• _Instrução A_
Extraia todas as linhas que contenham a palavra “legend”.

==*==

Período composto por insubordinação.
Perguntaram ao Buriti por que ele canta. Ele respondeu: “-Coragem minha.” (Guimarães Rosa). Talvez devêssemos perguntar aos autores o porquê de eles escreverem. Mas, o quê importa, no fundo, é que eles escrevam. O escritor torna-se responsável pelos leitores que cativa. Cativar para não morrer. Cativar ao contar histórias. Para Júlia Kristeva, ‘Todo texto é um mosaico de citações’. Citações que podem, muito bem, nos textos literários, serem metáforas para emoções. Nós, seres humanos, tais quais os textos, nos constituímos por meio do contato com outras pessoas, culturas, entre outros. Somos seres de contato.

Somos Dom Quixote, Brás Cubas, Quincas Borba, Frodo, Sam, Gandalf, Hamlet, Lear... Somos Antígona, Capitu, Helena, Retta, Ana Sierguéievna, Madame Bovary, Ofélia, Liz Norton, Diadorim, Catarina, Macabéa e tantas outras. E tantos outros. Somos, sobretudo, os ouvintes das histórias de Sherazade. Narrar para não morrer, o mote de Sherazade. Narrar para não deixar morrer, o mote de muitos escritores. Não deixar morrer as tradições, não deixar morrer a memória coletiva, não deixar morrer o desejo de viver. Narrar para salvar?

==*==

• _Instrução B_
Responda, por favor, às perguntas abaixo com base no documento.
(i) Segundo o documento, o que o Buriti respondeu quando lhe perguntaram por que canta?
(ii) De acordo com Júlia Kristeva, o que é todo texto?
(iii) Qual é o mote de Sherazade?

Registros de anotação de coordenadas
==*==

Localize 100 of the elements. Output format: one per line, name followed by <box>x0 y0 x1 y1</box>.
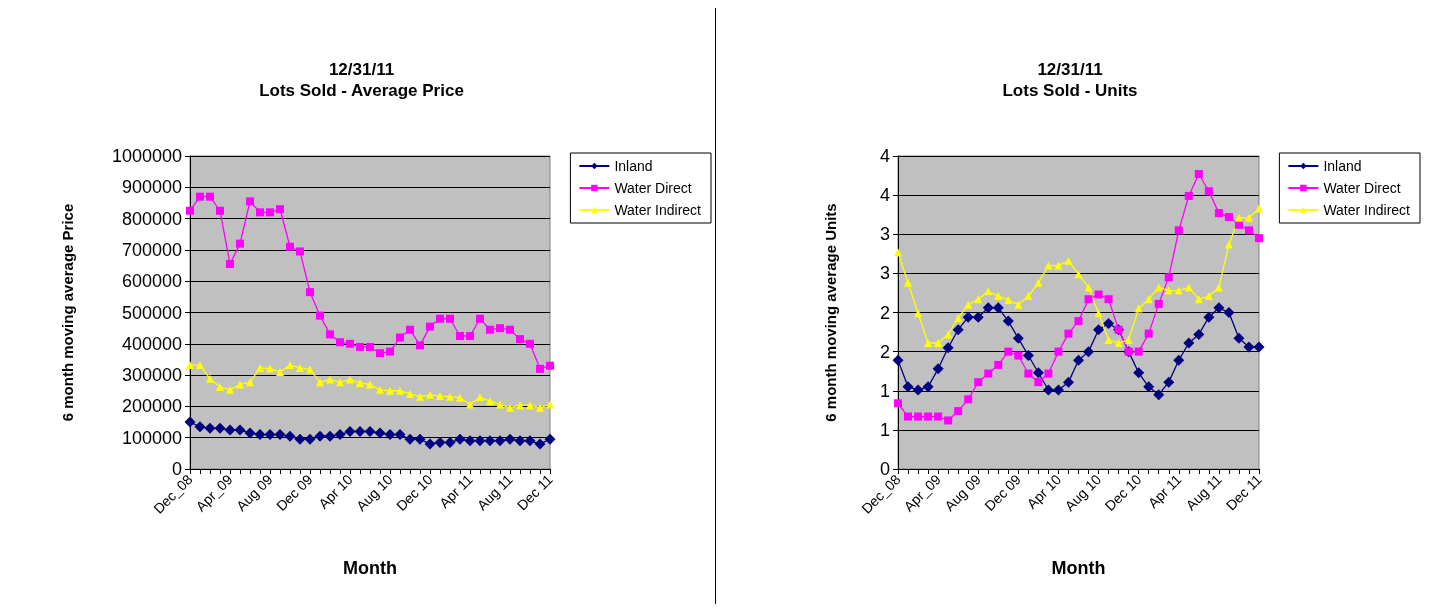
point <box>1244 213 1253 222</box>
point <box>1164 273 1173 282</box>
point <box>276 367 284 376</box>
point <box>476 393 484 402</box>
point <box>256 208 264 217</box>
point <box>524 435 536 447</box>
point <box>902 381 914 393</box>
y-tick-label: 1 <box>879 380 890 401</box>
point <box>186 361 194 370</box>
point <box>526 401 534 410</box>
point <box>1174 286 1183 295</box>
point <box>1224 213 1233 222</box>
point <box>414 433 426 445</box>
point <box>1223 307 1235 318</box>
point <box>944 416 953 425</box>
point <box>1244 226 1253 235</box>
point <box>972 311 984 323</box>
point <box>246 197 254 206</box>
x-tick-label: Aug 10 <box>353 471 396 514</box>
point <box>514 435 526 447</box>
point <box>992 302 1004 314</box>
y-axis-title: 6 month moving average Units <box>822 203 839 422</box>
point <box>356 378 364 387</box>
point <box>892 354 904 366</box>
point <box>1074 270 1083 279</box>
point <box>1174 226 1183 235</box>
legend-label: Water Indirect <box>1323 202 1411 218</box>
point <box>376 385 384 394</box>
legend-label: Water Direct <box>614 180 692 196</box>
point <box>476 314 484 323</box>
point <box>354 425 366 437</box>
point <box>336 378 344 387</box>
point <box>1002 315 1014 327</box>
point <box>914 412 923 421</box>
point <box>1173 354 1185 366</box>
y-tick-label: 1 <box>879 419 890 440</box>
y-tick-label: 1000000 <box>111 146 182 166</box>
point <box>534 438 546 450</box>
point <box>214 422 226 434</box>
point <box>206 374 214 383</box>
point <box>234 424 246 436</box>
point <box>254 429 266 441</box>
point <box>506 325 514 334</box>
point <box>894 248 902 257</box>
legend-label: Inland <box>1323 158 1362 174</box>
point <box>334 429 346 441</box>
x-tick-label: Apr 10 <box>315 471 356 512</box>
point <box>264 429 276 441</box>
point <box>496 324 504 333</box>
y-tick-label: 0 <box>879 459 890 479</box>
point <box>1014 300 1023 309</box>
chart-subtitle: Lots Sold - Units <box>1002 81 1138 100</box>
x-tick-label: Apr 11 <box>435 471 476 512</box>
point <box>294 433 306 445</box>
x-tick-label: Apr 11 <box>1144 471 1185 512</box>
point <box>922 381 934 393</box>
point <box>224 424 236 436</box>
x-tick-label: Aug 11 <box>473 471 516 514</box>
point <box>1084 283 1093 292</box>
point <box>284 430 296 442</box>
point <box>266 208 274 217</box>
point <box>376 349 384 358</box>
point <box>934 339 943 348</box>
point <box>296 363 304 372</box>
point <box>226 385 234 394</box>
point <box>1083 346 1095 358</box>
x-tick-label: Dec 09 <box>273 471 316 514</box>
point <box>366 342 374 351</box>
point <box>196 192 204 201</box>
point <box>1154 299 1163 308</box>
point <box>536 364 544 373</box>
y-tick-label: 300000 <box>121 365 182 386</box>
point <box>994 360 1003 369</box>
point <box>314 430 326 442</box>
point <box>1074 317 1083 326</box>
point <box>546 361 554 370</box>
point <box>974 378 983 387</box>
point <box>1255 234 1263 243</box>
point <box>296 247 304 256</box>
y-tick-label: 3 <box>879 224 890 245</box>
point <box>1024 369 1033 378</box>
chart-title: 12/31/11 <box>1037 60 1103 79</box>
point <box>516 401 524 410</box>
point <box>274 429 286 441</box>
y-tick-label: 500000 <box>121 302 182 323</box>
point <box>266 364 274 373</box>
point <box>366 380 374 389</box>
point <box>1062 376 1074 388</box>
point <box>416 392 424 401</box>
point <box>326 330 334 339</box>
y-tick-label: 2 <box>879 341 890 362</box>
y-tick-label: 800000 <box>121 208 182 229</box>
point <box>286 242 294 251</box>
point <box>326 375 334 384</box>
point <box>434 436 446 448</box>
point <box>346 375 354 384</box>
point <box>1164 286 1173 295</box>
point <box>952 324 964 336</box>
point <box>386 347 394 356</box>
point <box>496 400 504 409</box>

==*==

• _Resposta comentada A_
legend-label: Water Indirect <box>1323 202 1411 218</box>
legend-label: Water Direct <box>614 180 692 196</box>
legend-label: Inland <box>1323 158 1362 174</box>

• _Resposta comentada B_
(i) “-Coragem minha.”
(ii) Um mosaico de citações.
(iii) Narrar para não morrer.